**PROMPT 1:**
Recast the entries as a Markdown table with the columns Row and Entry line, numbering each row and leaving out blank lines. Begin at the first line of the entries and stop after the line that contains "547 811 682</box>".

* begin SOURCE DOCUMENT *

America, Forty-Three Years After Reagan’s “Evil Empire” Speech
On March 8, 1983, President Ronald Reagan warned that the Soviet Union was “the focus of evil in the modern world” and urged Americans to resist “the aggressive impulses of an evil empire.” Years later, in his Farewell Address, he called America a shining city on a hill. Together, those ideas shaped the moral vocabulary of the era I entered as a child.
I arrived in the United States from France as a Cambodian refugee in October 1985 and enrolled as a 7th grader at Willard Junior High in Berkeley the following January. I was still learning English, still recovering from the Khmer Rouge years that had taken both my father and brother, and still trying to understand what safety meant. During a lull in Mrs. Morrison’s English as a Second Language class, I decided to write a letter to the president. I wrote it by hand, thanking him for fighting the evil empire. I addressed the envelope with three words: The White House. I did not know the finer points of mail delivery, but I believed that in this country, good intentions and truth would find their way.

* end SOURCE DOCUMENT *
* begin EXERCISE DATA *

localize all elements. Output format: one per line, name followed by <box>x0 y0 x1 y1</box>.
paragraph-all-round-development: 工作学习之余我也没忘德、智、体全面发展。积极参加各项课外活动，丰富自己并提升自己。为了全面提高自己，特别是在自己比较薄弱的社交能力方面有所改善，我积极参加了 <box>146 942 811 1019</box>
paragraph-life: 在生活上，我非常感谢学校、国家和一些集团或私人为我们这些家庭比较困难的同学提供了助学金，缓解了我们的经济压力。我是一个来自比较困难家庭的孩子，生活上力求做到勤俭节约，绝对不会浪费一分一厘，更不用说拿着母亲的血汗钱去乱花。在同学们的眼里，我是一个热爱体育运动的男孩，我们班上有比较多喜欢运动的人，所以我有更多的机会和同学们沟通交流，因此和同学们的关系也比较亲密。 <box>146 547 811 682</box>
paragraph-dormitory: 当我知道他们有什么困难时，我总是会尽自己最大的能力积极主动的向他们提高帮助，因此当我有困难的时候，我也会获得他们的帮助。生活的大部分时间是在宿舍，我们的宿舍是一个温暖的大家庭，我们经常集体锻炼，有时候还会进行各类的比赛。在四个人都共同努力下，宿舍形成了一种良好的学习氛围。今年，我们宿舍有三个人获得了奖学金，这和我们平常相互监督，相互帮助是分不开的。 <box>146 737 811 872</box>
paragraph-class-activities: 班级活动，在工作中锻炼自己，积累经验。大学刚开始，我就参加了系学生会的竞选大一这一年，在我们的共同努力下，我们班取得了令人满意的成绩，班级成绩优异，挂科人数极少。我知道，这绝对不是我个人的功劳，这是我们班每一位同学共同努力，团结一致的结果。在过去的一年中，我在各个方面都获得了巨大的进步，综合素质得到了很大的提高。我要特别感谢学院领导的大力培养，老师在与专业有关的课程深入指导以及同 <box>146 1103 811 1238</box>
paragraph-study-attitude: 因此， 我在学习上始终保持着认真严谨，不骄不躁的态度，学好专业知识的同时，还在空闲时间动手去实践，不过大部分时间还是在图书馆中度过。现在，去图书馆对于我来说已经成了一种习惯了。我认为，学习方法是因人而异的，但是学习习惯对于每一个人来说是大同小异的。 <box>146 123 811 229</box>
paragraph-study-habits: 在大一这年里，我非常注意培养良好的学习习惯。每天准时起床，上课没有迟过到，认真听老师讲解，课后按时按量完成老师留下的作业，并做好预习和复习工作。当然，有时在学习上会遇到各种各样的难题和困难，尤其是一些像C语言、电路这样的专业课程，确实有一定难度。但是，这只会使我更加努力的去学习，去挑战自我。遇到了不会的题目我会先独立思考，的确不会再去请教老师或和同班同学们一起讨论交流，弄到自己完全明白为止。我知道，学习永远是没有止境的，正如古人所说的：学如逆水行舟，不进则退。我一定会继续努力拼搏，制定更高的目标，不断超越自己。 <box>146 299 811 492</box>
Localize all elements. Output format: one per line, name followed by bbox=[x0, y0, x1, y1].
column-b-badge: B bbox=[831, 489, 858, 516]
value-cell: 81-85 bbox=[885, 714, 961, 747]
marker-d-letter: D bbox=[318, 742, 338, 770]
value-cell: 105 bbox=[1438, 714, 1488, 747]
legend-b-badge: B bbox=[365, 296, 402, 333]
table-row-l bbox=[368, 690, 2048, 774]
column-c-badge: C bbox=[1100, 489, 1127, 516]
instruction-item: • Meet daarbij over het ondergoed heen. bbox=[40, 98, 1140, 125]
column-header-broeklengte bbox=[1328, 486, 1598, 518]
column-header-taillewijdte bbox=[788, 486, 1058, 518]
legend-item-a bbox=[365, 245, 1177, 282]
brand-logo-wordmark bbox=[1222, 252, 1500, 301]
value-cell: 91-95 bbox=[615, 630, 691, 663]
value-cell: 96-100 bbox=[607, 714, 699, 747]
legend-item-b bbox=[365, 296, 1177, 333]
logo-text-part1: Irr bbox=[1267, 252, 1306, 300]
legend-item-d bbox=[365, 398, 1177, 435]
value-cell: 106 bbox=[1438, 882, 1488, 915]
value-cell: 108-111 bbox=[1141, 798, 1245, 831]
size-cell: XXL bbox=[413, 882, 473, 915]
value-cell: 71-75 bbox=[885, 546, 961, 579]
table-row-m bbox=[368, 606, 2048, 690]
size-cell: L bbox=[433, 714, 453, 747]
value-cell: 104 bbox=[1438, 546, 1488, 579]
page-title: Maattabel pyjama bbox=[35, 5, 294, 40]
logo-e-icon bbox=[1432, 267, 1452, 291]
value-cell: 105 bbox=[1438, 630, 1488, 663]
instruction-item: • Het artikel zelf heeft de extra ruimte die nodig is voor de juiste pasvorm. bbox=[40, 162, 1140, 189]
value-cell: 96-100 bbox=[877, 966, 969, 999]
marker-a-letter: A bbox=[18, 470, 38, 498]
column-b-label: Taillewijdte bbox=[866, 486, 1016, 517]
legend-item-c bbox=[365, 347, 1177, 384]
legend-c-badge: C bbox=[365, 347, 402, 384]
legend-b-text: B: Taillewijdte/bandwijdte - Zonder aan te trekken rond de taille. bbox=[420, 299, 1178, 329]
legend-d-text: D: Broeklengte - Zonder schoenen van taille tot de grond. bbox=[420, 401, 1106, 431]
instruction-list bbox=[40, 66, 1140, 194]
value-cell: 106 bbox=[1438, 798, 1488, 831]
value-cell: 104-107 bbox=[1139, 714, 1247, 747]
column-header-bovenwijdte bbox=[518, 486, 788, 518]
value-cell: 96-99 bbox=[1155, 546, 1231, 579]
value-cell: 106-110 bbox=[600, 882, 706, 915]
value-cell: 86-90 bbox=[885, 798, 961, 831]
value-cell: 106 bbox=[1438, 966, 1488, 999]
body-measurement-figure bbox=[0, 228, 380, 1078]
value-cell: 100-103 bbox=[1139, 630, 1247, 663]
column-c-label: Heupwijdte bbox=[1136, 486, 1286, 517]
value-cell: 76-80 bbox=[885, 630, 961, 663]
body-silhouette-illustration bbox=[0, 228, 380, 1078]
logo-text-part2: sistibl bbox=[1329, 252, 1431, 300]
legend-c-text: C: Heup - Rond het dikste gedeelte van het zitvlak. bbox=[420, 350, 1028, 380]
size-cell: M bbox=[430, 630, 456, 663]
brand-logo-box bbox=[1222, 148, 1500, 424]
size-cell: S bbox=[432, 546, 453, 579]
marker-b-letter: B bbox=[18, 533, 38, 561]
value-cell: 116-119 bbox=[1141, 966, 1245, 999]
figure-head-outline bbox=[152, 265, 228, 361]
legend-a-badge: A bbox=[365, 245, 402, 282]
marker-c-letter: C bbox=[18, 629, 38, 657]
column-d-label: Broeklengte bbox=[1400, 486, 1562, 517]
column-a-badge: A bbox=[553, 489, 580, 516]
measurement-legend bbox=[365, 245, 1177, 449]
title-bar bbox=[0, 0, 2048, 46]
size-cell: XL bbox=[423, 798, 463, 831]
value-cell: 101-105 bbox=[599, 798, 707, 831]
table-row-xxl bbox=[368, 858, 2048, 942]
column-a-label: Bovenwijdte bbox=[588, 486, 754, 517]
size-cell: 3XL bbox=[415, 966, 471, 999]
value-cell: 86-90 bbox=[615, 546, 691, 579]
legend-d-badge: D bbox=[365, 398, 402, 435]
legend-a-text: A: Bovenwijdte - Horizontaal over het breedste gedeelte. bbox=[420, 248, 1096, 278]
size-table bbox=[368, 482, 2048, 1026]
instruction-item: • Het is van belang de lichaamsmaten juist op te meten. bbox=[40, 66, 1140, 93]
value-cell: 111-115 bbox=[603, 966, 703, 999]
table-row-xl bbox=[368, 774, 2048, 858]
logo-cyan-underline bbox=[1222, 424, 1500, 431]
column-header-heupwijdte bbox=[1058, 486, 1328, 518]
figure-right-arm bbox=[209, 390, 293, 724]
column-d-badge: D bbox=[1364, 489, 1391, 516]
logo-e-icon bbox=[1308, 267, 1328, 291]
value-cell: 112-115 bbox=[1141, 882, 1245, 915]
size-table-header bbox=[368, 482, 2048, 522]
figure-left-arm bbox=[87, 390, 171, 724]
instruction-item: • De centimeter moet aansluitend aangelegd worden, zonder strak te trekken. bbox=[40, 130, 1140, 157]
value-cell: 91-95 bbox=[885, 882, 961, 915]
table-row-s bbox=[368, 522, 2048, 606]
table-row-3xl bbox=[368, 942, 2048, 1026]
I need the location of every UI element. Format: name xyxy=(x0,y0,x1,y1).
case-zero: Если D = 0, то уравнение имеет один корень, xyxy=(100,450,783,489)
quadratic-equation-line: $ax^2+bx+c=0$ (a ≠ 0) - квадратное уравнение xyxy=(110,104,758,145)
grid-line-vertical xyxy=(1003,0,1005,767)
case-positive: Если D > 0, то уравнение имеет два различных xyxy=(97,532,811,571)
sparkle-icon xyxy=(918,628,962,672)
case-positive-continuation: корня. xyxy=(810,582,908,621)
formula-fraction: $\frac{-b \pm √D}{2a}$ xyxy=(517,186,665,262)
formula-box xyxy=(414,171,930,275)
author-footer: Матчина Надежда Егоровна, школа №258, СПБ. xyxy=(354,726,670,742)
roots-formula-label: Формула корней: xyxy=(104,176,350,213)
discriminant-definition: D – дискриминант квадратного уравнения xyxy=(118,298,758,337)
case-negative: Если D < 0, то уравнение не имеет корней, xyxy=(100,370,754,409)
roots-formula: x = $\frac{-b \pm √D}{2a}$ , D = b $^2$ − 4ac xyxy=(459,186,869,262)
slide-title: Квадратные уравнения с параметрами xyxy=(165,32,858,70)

* end EXERCISE DATA *

**PROMPT 2:**
Continue the account of the refugee's letter to President Reagan, starting right after its last sentence.

**FINAL RESULT 1:**
| Row | Entry line |
|---|---|
| 1 | localize all elements. Output format: one per line, name followed by <box>x0 y0 x1 y1</box>. |
| 2 | paragraph-all-round-development: 工作学习之余我也没忘德、智、体全面发展。积极参加各项课外活动，丰富自己并提升自己。为了全面提高自己，特别是在自己比较薄弱的社交能力方面有所改善，我积极参加了 <box>146 942 811 1019</box> |
| 3 | paragraph-life: 在生活上，我非常感谢学校、国家和一些集团或私人为我们这些家庭比较困难的同学提供了助学金，缓解了我们的经济压力。我是一个来自比较困难家庭的孩子，生活上力求做到勤俭节约，绝对不会浪费一分一厘，更不用说拿着母亲的血汗钱去乱花。在同学们的眼里，我是一个热爱体育运动的男孩，我们班上有比较多喜欢运动的人，所以我有更多的机会和同学们沟通交流，因此和同学们的关系也比较亲密。 <box>146 547 811 682</box> |

**FINAL RESULT 2:**
Looking back, that letter captured how I saw America then. I had fled brutality and silence. Here I saw light. I believed President Reagan’s shining city on a hill was real, not metaphorical. It was where I had landed. It was where people were valued. It was the opposite of the world I had escaped.
Forty-three years after President Reagan’s speech, I find myself rereading those famous phrases, and I feel a growing unease. Not because I think the United States has become the Soviet Union of 1983, but because the traits President Reagan condemned abroad have begun to appear at home. His language about evil empires now makes me look inward before I look outward.
President Reagan warned about governments that bent truth to maintain power. As a refugee child, I believed that happened only in other places. Today I watch misinformation shape our national understanding of migrants and asylum seekers. People who arrive seeking protection are cast as threats rather than survivors. Their stories are replaced with slogans. Fear becomes a substitute for fact. This is the very dynamic President Reagan claimed America stood against.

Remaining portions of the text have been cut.